Objective:
In the text file sequencer section below, what primary type do all nodes in the output graph have?
------ Given text ------
Red Hat Training

A Red Hat training course is available for Red Hat JBoss Data Virtualization

9.3. Text File Sequencer

Text sequencers extract data from text streams. There are separate sequencers for character-delimited sequencing and fixed width sequencing, but both treat the incoming text stream as a series of rows (separated by line-terminators, as defined in BufferedReader .readLine() with each row consisting of one or more columns. As noted above, each text sequencer provides its own mechanism for splitting the row into columns.

9.3.1. Abstract Text Sequencer

When using the Abstract Text Sequencer, the default row factory creates one node in the output location for each row sequenced from the source and adds each column with the row as a child node of the row node. The output graph takes the following form (all nodes have primary type nt:unstructured ):
<graph root jcr:mixinTypes = mode:derived,
                mode:derivedAt="2011-05-13T13:12:03.925Z",
                mode:derivedFrom="/files/foo.dat">
     + text:row[1]
     |   + text:column[1] (jcr:mixinTypes = text:column, text:data = <column1 data>)
     |   + ...
     |   + text:column[n] (jcr:mixinTypes = text:column, text:data = <columnN data>)
     + ...
     + text:row[m]
         + text:column[1] (jcr:mixinTypes = text:column, text:data = <column1 data>)
         + ...
         + text:column[n] (jcr:mixinTypes = text:column, text:data = <columnN data>)
------ Provided data ------
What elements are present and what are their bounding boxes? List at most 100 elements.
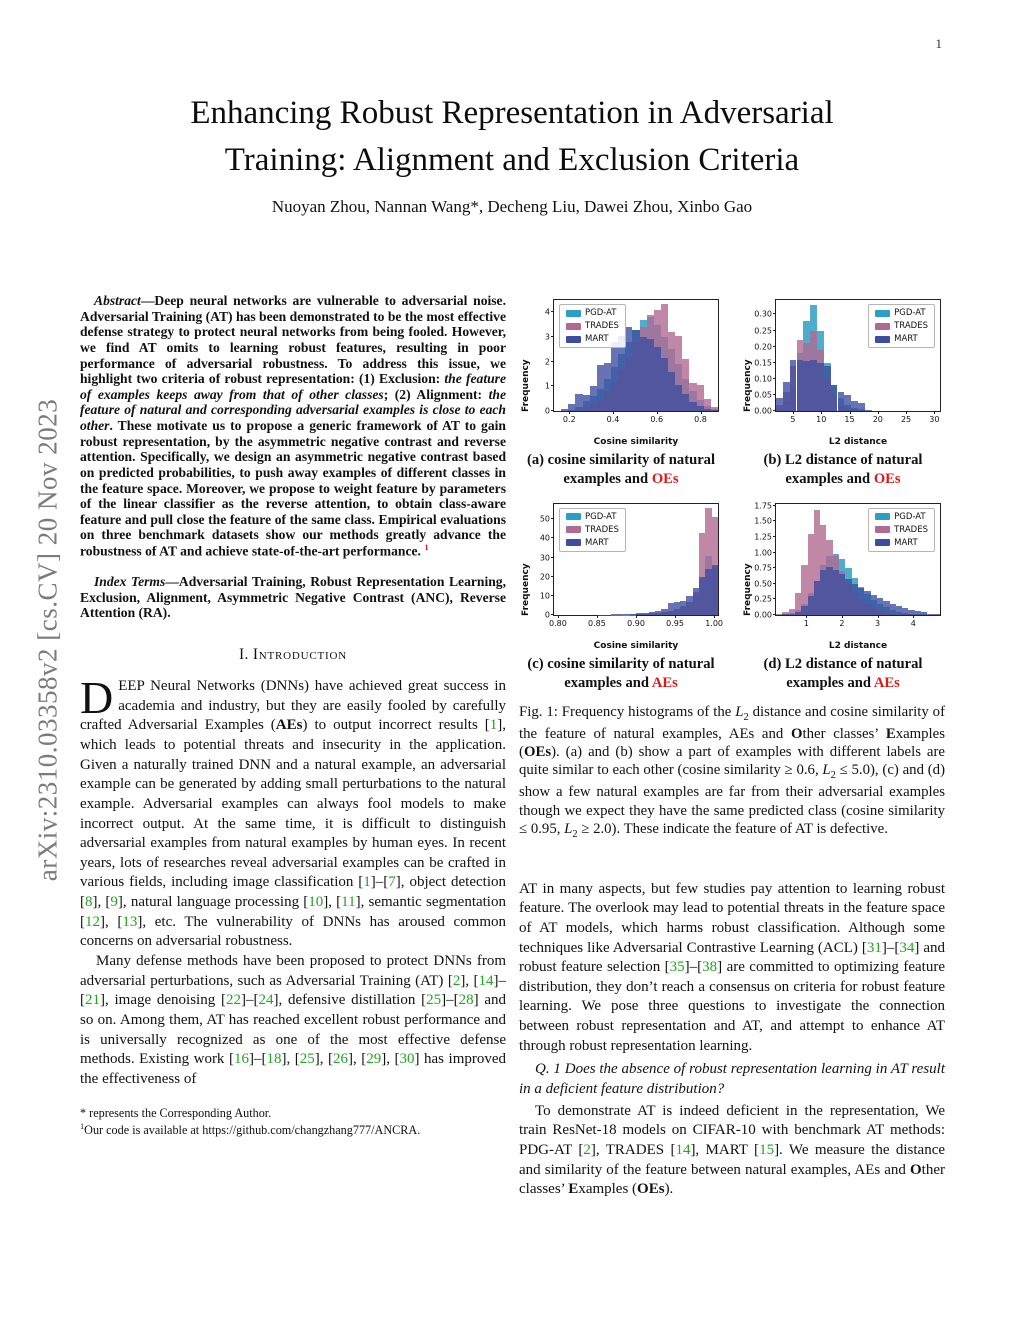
------
The completed task:
nt:unstructured